**TEXTE SOURCE:**

· · · · · · ·

L’instabilité politique qui traverse la France depuis plus d’un an commence à peser sur l’économie hexagonale. Hausse des taux d’intérêt, ralentissement de l’investissement… les secousses institutionnelles pourraient se faire sentir sur les finances publiques comme sur l’activité des entreprises. La crise politique actuelle peut-elle pour autant faire basculer l’Hexagone dans la tourmente économique ? Décryptage.
Quand la politique française menace le poids de la dette
Pour Lucile Bembaron, économiste auprès du cabinet de conseil Asterès, la crise politique se reflète avant tout dans les tensions sur le marché obligataire, cet espace où les États empruntent pour financer leur dette. « C’est cette réaction qu’il faut surveiller de près, explique-t-elle. Une baisse du CAC 40 reflète surtout le portefeuille d’investisseurs privés, alors que le marché obligataire dit beaucoup plus de la confiance accordée à la France », souligne-t-elle.

· · · · · · ·

Listes des régions et des étiquettes:
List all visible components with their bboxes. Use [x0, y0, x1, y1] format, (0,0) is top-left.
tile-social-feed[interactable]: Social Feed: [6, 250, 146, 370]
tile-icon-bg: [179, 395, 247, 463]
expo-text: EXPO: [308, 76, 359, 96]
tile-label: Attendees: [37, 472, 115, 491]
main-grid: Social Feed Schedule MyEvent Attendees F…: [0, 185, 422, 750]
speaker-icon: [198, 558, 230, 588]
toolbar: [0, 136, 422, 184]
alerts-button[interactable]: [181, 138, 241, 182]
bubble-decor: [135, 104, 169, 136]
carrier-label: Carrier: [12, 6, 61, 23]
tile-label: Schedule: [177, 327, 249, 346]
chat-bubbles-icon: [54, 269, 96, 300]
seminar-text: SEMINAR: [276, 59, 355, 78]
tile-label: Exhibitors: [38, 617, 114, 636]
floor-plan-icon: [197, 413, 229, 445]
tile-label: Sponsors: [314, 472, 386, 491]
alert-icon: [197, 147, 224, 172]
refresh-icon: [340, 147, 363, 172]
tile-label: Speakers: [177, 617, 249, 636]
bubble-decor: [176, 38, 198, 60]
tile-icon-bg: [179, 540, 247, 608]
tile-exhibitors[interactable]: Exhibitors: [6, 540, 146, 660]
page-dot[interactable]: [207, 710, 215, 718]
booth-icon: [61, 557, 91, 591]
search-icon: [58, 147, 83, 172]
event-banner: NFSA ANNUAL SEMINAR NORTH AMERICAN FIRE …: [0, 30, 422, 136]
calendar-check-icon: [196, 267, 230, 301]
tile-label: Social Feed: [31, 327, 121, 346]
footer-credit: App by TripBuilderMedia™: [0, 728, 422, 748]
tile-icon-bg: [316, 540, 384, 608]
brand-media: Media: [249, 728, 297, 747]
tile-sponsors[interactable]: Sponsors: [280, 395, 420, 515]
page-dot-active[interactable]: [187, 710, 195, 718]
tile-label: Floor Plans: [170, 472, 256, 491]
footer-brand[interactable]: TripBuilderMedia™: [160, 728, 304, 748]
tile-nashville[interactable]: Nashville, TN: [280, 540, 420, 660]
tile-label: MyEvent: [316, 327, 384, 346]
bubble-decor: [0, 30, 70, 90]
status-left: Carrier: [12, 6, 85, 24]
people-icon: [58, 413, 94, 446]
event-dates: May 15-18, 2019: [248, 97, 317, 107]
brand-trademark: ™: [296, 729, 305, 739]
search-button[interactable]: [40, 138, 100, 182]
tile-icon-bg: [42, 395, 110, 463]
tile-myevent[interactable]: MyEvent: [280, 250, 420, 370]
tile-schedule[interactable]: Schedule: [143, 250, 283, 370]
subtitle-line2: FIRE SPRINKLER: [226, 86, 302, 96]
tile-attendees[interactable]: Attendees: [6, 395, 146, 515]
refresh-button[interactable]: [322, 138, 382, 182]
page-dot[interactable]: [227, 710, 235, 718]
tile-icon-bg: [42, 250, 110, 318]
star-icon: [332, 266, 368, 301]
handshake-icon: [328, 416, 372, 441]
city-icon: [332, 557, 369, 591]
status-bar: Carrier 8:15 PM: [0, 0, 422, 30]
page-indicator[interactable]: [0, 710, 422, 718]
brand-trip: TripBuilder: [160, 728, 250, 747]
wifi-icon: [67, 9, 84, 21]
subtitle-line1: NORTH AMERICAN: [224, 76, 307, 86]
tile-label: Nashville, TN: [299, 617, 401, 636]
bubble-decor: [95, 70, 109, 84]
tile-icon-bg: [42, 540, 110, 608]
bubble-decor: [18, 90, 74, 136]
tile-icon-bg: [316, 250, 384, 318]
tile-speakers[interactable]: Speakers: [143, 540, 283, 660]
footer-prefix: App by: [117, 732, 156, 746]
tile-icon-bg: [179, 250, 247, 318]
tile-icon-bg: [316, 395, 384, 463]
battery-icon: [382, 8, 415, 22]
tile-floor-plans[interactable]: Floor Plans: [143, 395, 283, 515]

· · · · · · ·

**CONSIGNES ÉCRITES:**
- a) Recopiez le texte sur la crise politique et l’économie française depuis « L’instabilité politique qui » jusqu’à « économique ? Décryptage. » inclus.
- b) D’après le texte sur la crise politique et l’économie française, pour quel cabinet de conseil Lucile Bembaron travaille-t-elle ?
- c) Prolongez le texte sur la crise politique et l’économie française après sa dernière phrase.

**RÉPONSES SUCCESSIVES:**
- a)
L’instabilité politique qui traverse la France depuis plus d’un an commence à peser sur l’économie hexagonale. Hausse des taux d’intérêt, ralentissement de l’investissement… les secousses institutionnelles pourraient se faire sentir sur les finances publiques comme sur l’activité des entreprises. La crise politique actuelle peut-elle pour autant faire basculer l’Hexagone dans la tourmente économique ? Décryptage.

- b) Pour le cabinet de conseil Asterès.

- c)
Les taux d’intérêt sont ainsi devenus le thermomètre économique de la situation politique nationale. « En période d’incertitude, les investisseurs exigent ce qu’on appelle une prime de risque : ils veulent être mieux rémunérés pour prêter à un pays dont la trajectoire paraît instable », poursuit Lucile Bembaron. Autrement dit, plus la crise s’enlise, plus la charge de la dette publique augmente.
Depuis la démission de Sébastien Lecornu, lundi, le taux d’emprunt à dix ans de la France s’est à nouveau tendu, repassant au-dessus de 3,5 %, après un pic proche de 3,8 % le jour de son départ de Matignon. Ces niveaux restent stables, mais confirment une tendance haussière engagée depuis plusieurs mois, dans le sillage de la dissolution de juin 2024. « Lorsque le taux obligataire monte, la charge d’intérêts de l’État s’alourdit, rappelle l’économiste. Cela signifie qu’une part croissante des finances publiques doit être consacrée au remboursement de la dette. »
Des répercussions concrètes sur les entreprises et les ménages
À travers ce prisme, la crise politique peut ainsi se diffuser à l’ensemble de l’économie. Les banques françaises, détentrices d’une part importante d’obligations, pourraient en conséquence relever leurs taux de crédit, freinant ainsi l’activité des entreprises et le pouvoir d’achat des ménages. « La situation pourrait finir par se traduire dans l’économie réelle, avec des taux durablement hauts et des entreprises qui reporteraient des investissements », observe Lucile Bembaron.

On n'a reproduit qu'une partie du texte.